# SHORT PROBLEM:
Records follow. Select each line holding "的滑片向左移动".

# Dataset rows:

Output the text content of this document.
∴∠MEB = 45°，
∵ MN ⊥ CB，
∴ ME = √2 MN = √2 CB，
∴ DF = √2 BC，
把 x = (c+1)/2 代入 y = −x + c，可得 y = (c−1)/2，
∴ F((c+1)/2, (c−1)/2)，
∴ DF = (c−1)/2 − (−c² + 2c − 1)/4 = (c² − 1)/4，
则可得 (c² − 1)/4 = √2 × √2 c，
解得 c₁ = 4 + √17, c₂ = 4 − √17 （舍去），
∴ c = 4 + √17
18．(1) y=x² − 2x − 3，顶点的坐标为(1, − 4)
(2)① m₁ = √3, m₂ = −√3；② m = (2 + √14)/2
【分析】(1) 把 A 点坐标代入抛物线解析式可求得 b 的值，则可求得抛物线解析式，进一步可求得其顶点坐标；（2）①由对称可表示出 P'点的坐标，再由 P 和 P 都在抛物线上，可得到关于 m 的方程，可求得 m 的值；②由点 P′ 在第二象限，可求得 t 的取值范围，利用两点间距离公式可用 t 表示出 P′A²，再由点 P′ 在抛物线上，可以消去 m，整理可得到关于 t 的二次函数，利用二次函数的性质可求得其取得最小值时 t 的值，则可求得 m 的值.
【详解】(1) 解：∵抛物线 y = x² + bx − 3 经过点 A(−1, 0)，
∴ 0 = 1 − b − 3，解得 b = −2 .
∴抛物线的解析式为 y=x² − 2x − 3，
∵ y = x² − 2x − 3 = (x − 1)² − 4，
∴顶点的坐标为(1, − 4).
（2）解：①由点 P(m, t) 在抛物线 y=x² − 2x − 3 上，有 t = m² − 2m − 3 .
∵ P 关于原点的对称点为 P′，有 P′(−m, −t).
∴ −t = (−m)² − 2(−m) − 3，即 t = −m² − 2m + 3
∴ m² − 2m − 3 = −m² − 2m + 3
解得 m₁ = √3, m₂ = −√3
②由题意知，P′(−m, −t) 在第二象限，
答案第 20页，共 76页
--
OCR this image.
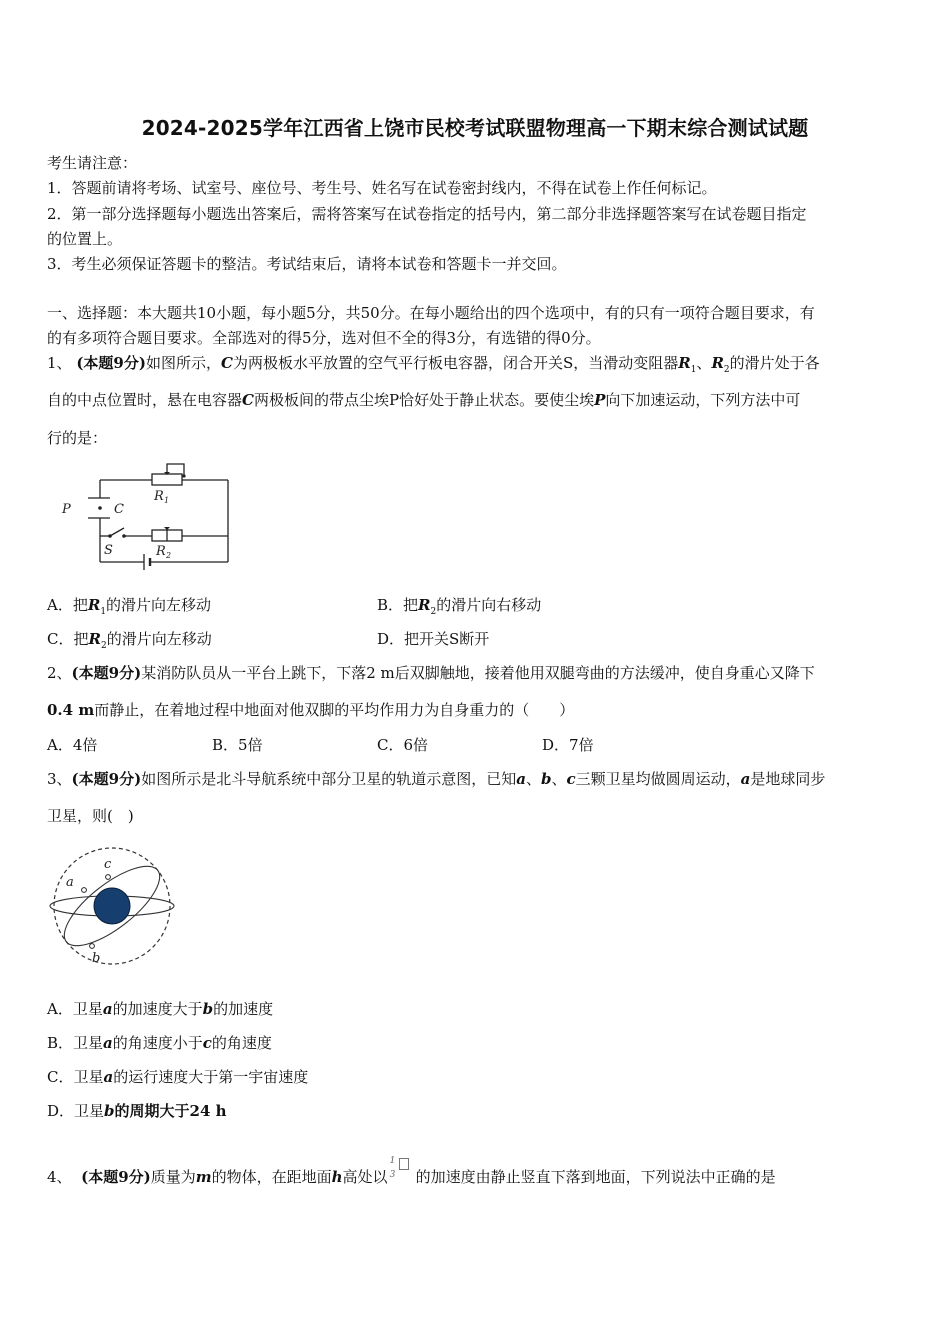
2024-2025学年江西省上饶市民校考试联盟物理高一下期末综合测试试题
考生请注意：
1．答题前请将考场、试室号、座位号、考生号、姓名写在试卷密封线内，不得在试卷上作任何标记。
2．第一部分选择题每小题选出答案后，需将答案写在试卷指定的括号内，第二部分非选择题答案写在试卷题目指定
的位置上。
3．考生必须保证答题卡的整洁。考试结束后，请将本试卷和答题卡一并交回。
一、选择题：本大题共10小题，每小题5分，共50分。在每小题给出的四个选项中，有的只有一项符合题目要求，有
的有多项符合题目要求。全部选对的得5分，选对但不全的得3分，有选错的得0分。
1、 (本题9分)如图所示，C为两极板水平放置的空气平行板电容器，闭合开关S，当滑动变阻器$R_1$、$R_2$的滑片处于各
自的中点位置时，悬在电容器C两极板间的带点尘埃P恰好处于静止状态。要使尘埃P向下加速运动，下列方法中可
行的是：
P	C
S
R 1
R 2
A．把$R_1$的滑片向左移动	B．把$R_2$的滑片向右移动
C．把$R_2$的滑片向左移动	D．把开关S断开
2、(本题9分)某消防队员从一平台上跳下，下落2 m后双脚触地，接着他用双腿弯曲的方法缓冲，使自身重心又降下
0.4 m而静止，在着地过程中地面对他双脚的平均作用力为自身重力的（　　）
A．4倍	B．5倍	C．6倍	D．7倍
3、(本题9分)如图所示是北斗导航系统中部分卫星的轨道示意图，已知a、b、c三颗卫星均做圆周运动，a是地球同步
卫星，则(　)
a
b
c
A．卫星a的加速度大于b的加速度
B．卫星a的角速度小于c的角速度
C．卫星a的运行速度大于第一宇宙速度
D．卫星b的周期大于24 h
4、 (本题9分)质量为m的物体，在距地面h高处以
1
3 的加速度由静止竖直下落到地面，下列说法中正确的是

# PROBLEM SOLUTION:
A．把$R_1$的滑片向左移动	B．把$R_2$的滑片向右移动
C．把$R_2$的滑片向左移动	D．把开关S断开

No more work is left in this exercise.